#### Problem to work on:
Count how many lines hold the string "practitioner", and give only that number.

'''

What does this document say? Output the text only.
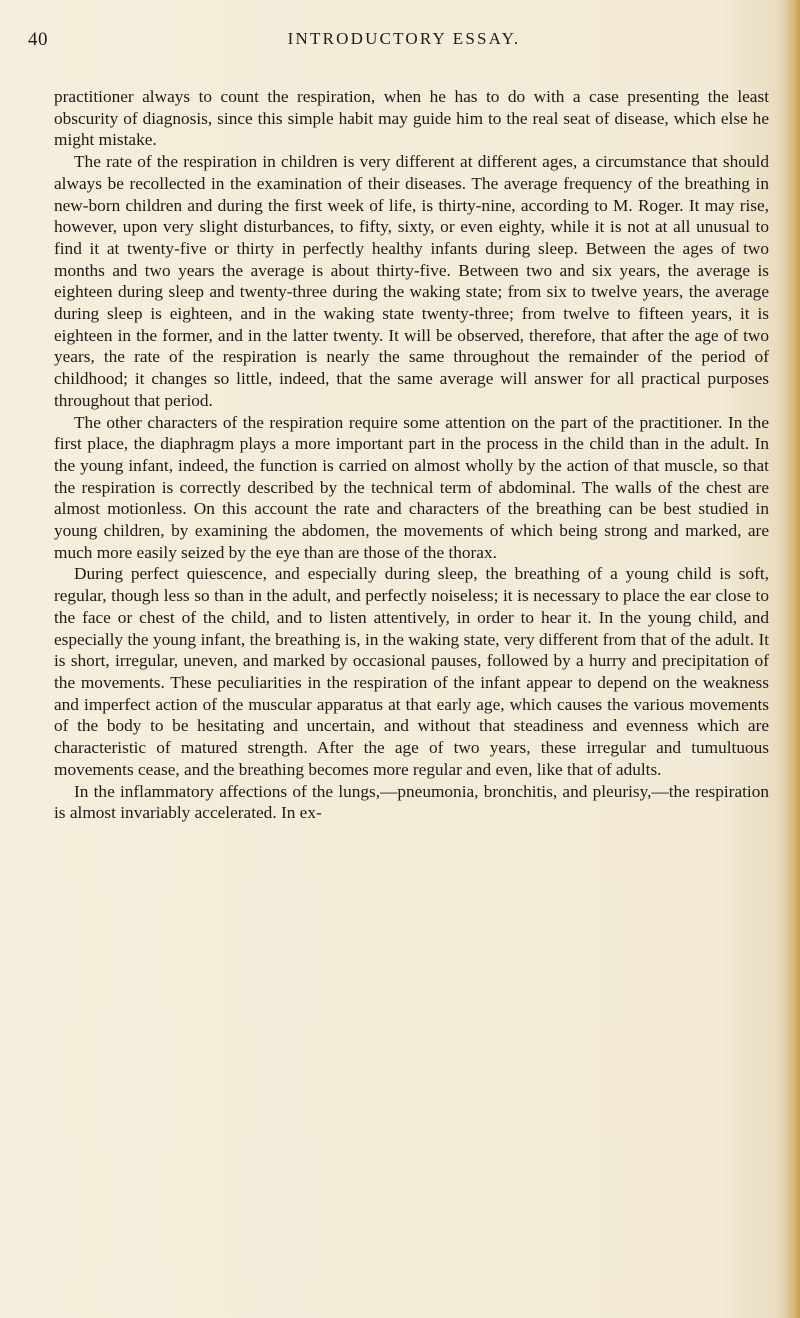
40	INTRODUCTORY ESSAY.

practitioner always to count the respiration, when he has to do with a case presenting the least obscurity of diagnosis, since this simple habit may guide him to the real seat of disease, which else he might mistake.

The rate of the respiration in children is very different at different ages, a circumstance that should always be recollected in the examination of their diseases. The average frequency of the breathing in new-born children and during the first week of life, is thirty-nine, according to M. Roger. It may rise, however, upon very slight disturbances, to fifty, sixty, or even eighty, while it is not at all unusual to find it at twenty-five or thirty in perfectly healthy infants during sleep. Between the ages of two months and two years the average is about thirty-five. Between two and six years, the average is eighteen during sleep and twenty-three during the waking state; from six to twelve years, the average during sleep is eighteen, and in the waking state twenty-three; from twelve to fifteen years, it is eighteen in the former, and in the latter twenty. It will be observed, therefore, that after the age of two years, the rate of the respiration is nearly the same throughout the remainder of the period of childhood; it changes so little, indeed, that the same average will answer for all practical purposes throughout that period.

The other characters of the respiration require some attention on the part of the practitioner. In the first place, the diaphragm plays a more important part in the process in the child than in the adult. In the young infant, indeed, the function is carried on almost wholly by the action of that muscle, so that the respiration is correctly described by the technical term of abdominal. The walls of the chest are almost motionless. On this account the rate and characters of the breathing can be best studied in young children, by examining the abdomen, the movements of which being strong and marked, are much more easily seized by the eye than are those of the thorax.

During perfect quiescence, and especially during sleep, the breathing of a young child is soft, regular, though less so than in the adult, and perfectly noiseless; it is necessary to place the ear close to the face or chest of the child, and to listen attentively, in order to hear it. In the young child, and especially the young infant, the breathing is, in the waking state, very different from that of the adult. It is short, irregular, uneven, and marked by occasional pauses, followed by a hurry and precipitation of the movements. These peculiarities in the respiration of the infant appear to depend on the weakness and imperfect action of the muscular apparatus at that early age, which causes the various movements of the body to be hesitating and uncertain, and without that steadiness and evenness which are characteristic of matured strength. After the age of two years, these irregular and tumultuous movements cease, and the breathing becomes more regular and even, like that of adults.

In the inflammatory affections of the lungs,—pneumonia, bronchitis, and pleurisy,—the respiration is almost invariably accelerated. In ex-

'''

#### Response:
2